Chart and figure data:

+++

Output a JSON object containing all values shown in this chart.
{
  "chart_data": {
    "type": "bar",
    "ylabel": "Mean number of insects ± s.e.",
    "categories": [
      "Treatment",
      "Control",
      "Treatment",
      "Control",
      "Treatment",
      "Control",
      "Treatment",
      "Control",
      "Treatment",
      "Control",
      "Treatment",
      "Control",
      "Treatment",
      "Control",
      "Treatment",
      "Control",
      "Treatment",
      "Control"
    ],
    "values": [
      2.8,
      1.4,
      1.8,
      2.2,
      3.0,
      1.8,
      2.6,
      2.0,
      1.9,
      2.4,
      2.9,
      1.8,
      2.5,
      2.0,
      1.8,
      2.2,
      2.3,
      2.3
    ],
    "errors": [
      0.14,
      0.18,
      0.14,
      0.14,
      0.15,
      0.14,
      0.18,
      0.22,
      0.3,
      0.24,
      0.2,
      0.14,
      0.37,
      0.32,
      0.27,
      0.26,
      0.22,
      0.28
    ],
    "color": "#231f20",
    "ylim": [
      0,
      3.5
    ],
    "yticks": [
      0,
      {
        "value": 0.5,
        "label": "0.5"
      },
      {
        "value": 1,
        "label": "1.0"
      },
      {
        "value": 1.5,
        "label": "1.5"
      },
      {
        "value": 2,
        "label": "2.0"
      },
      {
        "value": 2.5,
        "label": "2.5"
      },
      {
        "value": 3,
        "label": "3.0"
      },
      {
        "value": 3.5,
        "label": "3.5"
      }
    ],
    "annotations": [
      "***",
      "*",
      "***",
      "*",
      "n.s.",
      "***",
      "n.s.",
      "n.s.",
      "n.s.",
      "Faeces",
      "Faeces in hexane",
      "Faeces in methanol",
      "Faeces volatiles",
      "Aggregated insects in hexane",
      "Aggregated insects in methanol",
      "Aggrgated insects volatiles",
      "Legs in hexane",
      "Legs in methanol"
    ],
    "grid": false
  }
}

+++

(STATED EXERCISE) Give only the number of lines in the material above where the string "volatiles" appears.

(COMPLETE RESPONSE) 2